* _Problem statement_
List all the lines in these records that hold "TradingView".

--- Start ---

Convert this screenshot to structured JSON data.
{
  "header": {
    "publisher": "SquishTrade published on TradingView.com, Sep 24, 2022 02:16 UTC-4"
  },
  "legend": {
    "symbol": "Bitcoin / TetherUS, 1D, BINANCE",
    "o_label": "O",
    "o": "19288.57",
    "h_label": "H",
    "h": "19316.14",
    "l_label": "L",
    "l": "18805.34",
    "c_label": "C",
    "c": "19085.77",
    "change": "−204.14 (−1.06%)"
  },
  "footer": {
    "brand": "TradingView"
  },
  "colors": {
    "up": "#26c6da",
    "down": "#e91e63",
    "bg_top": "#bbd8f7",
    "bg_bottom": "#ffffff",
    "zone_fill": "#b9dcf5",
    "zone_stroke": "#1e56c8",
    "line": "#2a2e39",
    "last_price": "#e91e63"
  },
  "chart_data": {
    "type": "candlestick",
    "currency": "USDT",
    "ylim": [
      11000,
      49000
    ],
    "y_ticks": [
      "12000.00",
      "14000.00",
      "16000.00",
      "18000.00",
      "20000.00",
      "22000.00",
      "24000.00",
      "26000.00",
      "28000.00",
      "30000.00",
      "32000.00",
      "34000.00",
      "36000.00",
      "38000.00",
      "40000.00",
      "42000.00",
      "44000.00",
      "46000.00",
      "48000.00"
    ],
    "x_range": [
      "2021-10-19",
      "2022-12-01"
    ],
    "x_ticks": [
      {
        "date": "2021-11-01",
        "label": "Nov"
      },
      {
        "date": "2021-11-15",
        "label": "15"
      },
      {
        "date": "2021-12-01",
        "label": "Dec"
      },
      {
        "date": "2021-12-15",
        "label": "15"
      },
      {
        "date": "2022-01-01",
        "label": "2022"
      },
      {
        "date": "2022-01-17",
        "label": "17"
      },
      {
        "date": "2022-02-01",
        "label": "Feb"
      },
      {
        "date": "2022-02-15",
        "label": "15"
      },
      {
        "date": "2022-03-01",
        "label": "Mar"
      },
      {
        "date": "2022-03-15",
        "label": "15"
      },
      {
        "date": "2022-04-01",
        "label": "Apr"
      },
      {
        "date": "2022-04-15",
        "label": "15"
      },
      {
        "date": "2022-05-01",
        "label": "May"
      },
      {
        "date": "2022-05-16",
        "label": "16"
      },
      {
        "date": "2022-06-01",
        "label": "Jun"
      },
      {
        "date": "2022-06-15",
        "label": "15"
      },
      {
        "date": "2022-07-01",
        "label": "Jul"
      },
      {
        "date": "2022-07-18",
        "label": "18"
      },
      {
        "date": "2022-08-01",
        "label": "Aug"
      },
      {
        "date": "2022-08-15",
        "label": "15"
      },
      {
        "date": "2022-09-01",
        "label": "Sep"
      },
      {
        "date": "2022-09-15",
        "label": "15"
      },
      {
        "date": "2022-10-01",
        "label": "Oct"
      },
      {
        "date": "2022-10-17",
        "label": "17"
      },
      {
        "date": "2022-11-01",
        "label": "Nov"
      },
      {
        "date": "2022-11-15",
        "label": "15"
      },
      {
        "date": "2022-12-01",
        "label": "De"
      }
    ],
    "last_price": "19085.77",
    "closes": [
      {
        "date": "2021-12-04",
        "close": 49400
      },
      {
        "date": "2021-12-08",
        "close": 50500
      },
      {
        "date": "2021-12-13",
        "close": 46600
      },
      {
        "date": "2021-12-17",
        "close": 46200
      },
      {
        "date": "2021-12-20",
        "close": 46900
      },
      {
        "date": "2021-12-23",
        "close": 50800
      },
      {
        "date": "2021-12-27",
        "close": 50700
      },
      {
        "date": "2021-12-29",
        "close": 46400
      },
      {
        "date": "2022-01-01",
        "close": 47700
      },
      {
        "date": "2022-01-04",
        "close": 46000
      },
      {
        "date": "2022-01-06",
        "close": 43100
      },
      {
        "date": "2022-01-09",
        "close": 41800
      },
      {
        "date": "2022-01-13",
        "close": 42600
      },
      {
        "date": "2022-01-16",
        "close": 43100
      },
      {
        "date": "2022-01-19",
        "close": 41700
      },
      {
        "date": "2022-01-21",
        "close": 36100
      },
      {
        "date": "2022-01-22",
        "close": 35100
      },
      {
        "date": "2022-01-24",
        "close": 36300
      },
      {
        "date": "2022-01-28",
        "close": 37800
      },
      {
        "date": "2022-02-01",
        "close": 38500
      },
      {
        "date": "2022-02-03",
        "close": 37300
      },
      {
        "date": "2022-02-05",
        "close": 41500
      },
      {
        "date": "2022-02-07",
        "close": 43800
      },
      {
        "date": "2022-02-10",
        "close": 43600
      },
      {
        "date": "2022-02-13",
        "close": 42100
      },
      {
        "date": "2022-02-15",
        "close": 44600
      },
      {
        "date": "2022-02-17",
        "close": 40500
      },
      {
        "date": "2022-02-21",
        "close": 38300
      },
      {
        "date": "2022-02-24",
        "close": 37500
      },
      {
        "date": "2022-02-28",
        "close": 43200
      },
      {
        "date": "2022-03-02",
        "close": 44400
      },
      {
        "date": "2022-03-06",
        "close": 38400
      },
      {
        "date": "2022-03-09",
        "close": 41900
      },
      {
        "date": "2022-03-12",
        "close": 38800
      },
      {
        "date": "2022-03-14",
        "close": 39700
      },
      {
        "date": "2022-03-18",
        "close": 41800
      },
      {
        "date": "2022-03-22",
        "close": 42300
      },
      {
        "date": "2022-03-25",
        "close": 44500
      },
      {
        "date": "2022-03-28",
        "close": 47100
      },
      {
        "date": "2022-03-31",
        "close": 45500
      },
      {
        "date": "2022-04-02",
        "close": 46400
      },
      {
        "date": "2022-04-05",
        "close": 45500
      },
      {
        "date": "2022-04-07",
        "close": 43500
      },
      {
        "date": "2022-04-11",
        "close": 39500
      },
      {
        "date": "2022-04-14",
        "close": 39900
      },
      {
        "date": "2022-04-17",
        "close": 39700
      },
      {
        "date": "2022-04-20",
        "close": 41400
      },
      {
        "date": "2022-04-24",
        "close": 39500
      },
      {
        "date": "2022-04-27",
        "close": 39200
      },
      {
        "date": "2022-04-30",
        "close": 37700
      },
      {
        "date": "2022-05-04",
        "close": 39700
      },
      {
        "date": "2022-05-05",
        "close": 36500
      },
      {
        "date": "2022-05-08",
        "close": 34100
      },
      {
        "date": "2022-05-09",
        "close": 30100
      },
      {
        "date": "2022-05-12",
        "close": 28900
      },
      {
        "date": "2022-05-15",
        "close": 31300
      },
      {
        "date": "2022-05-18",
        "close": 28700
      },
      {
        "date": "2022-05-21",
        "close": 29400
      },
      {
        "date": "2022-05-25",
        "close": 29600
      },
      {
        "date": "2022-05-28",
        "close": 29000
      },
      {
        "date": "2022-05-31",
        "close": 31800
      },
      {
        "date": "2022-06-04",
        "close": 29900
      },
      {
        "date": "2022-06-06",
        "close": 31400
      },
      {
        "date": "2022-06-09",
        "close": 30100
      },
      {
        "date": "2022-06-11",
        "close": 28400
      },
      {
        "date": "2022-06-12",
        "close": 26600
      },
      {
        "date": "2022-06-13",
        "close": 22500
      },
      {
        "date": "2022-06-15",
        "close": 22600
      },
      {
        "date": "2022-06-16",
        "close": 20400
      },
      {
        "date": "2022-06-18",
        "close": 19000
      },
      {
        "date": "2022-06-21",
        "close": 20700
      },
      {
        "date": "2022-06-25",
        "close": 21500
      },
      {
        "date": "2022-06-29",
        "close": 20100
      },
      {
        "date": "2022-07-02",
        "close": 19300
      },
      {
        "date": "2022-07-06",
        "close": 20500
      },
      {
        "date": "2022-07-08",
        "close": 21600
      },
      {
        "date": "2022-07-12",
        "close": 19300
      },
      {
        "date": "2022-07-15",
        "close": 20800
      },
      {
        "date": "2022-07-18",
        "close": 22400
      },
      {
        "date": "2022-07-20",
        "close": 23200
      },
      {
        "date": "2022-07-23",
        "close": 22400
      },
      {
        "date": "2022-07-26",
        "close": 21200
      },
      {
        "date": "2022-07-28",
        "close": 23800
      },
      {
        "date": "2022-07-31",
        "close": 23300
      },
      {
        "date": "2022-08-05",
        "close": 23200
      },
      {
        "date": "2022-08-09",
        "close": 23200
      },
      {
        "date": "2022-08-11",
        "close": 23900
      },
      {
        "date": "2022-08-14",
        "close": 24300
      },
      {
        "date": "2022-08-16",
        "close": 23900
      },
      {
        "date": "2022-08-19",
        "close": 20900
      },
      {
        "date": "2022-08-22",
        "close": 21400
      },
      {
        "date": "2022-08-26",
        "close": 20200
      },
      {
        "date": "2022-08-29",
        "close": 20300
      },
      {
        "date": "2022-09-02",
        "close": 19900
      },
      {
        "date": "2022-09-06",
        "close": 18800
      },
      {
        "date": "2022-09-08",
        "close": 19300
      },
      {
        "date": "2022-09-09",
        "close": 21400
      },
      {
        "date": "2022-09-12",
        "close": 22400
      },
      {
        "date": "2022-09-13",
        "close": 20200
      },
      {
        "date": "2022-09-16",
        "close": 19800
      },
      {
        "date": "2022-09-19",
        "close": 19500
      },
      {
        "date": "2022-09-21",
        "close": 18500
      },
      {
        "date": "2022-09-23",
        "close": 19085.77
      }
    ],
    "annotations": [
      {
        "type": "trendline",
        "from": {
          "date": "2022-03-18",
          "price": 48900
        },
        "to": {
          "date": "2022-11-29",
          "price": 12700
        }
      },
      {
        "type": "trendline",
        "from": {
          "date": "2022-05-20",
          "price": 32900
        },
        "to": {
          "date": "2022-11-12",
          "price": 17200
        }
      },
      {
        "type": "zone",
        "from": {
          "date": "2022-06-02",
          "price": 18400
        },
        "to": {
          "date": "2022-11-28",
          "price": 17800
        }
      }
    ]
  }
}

--- End ---

* _Solution for this task_
    "publisher": "SquishTrade published on TradingView.com, Sep 24, 2022 02:16 UTC-4"
    "brand": "TradingView"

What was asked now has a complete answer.